## Directions
Search the material for the word "Shaffer" and copy each line that holds it.

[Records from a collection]
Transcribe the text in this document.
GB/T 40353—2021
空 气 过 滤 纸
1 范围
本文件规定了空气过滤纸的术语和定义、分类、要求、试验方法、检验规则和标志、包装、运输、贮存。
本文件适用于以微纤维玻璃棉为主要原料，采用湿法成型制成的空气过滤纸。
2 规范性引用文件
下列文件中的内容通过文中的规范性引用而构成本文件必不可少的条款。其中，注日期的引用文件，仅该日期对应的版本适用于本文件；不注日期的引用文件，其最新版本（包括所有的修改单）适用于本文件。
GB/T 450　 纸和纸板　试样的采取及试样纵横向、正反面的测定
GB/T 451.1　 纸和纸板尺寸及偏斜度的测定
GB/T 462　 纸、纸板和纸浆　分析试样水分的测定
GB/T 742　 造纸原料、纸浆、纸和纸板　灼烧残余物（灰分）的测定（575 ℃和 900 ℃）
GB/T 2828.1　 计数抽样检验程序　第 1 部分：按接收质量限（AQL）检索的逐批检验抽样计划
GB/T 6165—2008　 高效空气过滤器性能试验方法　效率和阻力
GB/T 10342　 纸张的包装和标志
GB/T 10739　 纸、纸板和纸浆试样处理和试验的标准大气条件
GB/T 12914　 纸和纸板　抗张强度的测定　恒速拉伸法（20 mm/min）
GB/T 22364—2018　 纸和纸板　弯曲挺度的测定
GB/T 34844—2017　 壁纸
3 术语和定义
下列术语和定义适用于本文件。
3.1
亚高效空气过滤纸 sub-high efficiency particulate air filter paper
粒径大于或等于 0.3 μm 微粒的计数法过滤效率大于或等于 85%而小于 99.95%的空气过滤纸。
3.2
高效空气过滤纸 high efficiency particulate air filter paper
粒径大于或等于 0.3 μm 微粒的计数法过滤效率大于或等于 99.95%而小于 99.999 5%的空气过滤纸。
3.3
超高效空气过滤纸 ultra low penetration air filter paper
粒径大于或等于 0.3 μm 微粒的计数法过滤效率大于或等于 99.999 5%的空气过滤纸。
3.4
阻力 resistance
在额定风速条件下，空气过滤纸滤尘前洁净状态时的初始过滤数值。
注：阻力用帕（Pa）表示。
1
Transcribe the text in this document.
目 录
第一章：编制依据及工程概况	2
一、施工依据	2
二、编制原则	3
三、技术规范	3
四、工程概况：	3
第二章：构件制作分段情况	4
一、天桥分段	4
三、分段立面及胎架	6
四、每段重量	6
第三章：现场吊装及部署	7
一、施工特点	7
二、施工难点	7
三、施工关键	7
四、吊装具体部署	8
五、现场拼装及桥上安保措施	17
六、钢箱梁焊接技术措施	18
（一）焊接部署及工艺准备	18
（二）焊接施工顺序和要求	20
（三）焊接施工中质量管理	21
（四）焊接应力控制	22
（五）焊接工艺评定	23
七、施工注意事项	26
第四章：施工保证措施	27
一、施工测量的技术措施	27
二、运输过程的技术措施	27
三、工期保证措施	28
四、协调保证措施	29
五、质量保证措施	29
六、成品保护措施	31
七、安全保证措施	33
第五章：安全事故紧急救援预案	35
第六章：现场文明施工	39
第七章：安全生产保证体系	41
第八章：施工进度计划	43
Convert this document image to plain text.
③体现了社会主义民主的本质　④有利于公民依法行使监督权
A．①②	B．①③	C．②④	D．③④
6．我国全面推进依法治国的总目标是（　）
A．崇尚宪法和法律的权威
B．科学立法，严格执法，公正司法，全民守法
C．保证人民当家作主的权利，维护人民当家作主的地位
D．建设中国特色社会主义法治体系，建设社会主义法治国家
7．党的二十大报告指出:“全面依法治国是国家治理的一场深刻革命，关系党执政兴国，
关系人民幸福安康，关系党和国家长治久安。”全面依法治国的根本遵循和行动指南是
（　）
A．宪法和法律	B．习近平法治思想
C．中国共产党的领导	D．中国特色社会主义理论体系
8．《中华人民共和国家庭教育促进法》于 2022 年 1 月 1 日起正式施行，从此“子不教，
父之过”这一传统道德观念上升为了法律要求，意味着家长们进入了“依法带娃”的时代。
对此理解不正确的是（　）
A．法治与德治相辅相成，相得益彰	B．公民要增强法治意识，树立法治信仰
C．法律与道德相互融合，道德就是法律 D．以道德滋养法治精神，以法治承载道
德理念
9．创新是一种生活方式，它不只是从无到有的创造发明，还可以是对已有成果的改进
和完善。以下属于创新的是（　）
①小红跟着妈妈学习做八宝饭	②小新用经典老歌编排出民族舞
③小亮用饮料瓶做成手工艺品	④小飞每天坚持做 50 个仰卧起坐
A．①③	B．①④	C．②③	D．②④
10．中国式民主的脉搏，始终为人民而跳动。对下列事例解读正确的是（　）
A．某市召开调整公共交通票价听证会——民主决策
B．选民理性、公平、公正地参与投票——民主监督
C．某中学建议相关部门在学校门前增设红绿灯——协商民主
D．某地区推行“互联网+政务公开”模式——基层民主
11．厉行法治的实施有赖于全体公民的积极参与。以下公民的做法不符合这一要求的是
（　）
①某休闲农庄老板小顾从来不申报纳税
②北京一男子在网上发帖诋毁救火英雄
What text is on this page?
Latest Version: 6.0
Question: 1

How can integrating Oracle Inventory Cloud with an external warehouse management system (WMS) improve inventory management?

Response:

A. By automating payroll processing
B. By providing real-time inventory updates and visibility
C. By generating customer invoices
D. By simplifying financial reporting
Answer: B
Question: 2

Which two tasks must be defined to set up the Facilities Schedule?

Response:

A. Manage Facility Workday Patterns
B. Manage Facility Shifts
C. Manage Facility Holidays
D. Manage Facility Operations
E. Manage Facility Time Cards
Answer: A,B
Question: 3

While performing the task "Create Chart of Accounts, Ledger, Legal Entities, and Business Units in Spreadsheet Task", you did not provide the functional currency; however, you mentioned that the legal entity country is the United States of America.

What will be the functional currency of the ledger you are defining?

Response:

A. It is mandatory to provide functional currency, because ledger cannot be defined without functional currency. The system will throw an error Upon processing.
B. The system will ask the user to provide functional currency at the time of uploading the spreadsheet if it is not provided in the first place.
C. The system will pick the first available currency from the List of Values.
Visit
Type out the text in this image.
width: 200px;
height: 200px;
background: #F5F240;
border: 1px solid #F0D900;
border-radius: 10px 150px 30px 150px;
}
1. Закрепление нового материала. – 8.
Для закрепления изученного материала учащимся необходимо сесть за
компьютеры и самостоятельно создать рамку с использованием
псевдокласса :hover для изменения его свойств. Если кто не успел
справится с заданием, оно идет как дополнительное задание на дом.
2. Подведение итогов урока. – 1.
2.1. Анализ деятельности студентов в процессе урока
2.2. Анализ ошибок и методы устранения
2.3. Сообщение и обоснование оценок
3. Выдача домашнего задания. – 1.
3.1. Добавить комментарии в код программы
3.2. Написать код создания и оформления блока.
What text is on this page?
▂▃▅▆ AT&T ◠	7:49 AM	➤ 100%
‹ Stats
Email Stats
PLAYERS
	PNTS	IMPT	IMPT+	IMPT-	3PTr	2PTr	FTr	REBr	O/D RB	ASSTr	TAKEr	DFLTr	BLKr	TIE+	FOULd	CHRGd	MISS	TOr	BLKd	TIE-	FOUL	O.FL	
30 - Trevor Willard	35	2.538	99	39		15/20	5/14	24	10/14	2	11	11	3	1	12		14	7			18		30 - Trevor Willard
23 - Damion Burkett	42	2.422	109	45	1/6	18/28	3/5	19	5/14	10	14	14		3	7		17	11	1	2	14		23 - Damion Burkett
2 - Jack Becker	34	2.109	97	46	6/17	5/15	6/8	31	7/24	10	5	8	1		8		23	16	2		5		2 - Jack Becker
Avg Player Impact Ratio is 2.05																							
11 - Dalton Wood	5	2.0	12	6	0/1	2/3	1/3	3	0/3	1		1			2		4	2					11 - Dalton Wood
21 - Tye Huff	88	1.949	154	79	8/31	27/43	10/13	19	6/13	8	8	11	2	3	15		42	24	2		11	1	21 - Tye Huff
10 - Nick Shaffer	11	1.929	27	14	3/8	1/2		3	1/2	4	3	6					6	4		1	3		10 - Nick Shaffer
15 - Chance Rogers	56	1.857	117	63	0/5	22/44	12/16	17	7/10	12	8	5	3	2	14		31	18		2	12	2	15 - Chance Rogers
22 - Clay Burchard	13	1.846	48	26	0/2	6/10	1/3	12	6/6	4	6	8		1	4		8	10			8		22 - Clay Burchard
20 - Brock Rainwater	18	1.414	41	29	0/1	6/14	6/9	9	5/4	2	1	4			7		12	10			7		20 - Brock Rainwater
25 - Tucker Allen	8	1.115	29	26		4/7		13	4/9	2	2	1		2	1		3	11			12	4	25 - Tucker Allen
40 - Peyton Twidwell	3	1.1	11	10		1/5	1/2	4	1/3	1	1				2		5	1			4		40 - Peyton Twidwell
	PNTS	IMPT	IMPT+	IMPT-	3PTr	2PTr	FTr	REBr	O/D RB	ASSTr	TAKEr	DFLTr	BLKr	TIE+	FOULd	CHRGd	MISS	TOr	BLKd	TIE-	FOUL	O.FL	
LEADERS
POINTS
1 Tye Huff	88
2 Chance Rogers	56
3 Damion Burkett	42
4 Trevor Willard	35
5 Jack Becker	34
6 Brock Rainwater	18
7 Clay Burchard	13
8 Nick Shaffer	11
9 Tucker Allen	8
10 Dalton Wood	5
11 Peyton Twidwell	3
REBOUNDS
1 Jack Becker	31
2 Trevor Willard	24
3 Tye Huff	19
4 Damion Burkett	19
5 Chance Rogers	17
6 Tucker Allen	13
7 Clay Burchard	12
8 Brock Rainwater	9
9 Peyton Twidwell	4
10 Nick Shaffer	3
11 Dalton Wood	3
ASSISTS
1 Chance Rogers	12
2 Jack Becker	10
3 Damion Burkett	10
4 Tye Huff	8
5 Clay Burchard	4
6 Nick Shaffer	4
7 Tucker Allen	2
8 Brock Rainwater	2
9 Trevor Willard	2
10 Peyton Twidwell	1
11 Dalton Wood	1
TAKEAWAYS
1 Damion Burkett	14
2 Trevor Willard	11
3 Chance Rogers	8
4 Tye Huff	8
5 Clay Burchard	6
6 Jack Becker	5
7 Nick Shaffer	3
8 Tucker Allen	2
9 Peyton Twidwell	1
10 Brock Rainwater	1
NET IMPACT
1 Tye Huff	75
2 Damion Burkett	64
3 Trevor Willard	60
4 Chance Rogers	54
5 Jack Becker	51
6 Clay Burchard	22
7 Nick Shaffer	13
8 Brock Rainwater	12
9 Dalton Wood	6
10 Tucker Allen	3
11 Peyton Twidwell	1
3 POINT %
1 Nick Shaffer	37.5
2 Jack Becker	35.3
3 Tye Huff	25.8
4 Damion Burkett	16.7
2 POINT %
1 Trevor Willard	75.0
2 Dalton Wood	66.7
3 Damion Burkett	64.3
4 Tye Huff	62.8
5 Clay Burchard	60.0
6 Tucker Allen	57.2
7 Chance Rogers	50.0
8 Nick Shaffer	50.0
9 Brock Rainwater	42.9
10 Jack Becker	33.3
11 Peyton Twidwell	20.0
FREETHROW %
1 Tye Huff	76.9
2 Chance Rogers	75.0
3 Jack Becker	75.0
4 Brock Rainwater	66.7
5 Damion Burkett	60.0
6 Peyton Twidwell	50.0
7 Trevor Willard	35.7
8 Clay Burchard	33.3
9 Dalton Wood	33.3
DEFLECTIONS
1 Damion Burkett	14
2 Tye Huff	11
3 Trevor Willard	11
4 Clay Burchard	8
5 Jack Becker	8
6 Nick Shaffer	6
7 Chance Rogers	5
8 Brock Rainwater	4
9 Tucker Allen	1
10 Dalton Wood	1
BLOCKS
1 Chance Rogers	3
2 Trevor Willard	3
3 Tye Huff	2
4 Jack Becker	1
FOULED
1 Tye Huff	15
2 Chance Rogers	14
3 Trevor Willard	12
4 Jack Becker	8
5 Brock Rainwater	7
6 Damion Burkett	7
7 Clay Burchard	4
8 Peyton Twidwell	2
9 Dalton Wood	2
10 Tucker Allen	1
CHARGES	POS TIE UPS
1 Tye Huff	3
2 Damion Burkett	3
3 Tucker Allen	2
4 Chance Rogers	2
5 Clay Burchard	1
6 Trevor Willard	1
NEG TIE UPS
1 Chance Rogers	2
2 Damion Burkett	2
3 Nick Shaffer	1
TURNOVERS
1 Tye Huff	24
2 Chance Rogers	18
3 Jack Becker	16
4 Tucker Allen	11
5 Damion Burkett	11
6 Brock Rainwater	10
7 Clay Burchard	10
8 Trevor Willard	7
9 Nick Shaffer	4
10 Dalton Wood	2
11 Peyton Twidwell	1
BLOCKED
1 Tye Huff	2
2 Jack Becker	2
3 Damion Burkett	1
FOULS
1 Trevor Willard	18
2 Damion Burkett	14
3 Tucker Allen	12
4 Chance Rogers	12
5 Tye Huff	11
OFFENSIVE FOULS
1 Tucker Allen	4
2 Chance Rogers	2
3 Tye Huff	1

## Final answer
10 - Nick Shaffer	11	1.929	27	14	3/8	1/2		3	1/2	4	3	6					6	4		1	3		10 - Nick Shaffer
8 Nick Shaffer	11
10 Nick Shaffer	3
6 Nick Shaffer	4
7 Nick Shaffer	3
7 Nick Shaffer	13
1 Nick Shaffer	37.5
8 Nick Shaffer	50.0
6 Nick Shaffer	6
3 Nick Shaffer	1
9 Nick Shaffer	4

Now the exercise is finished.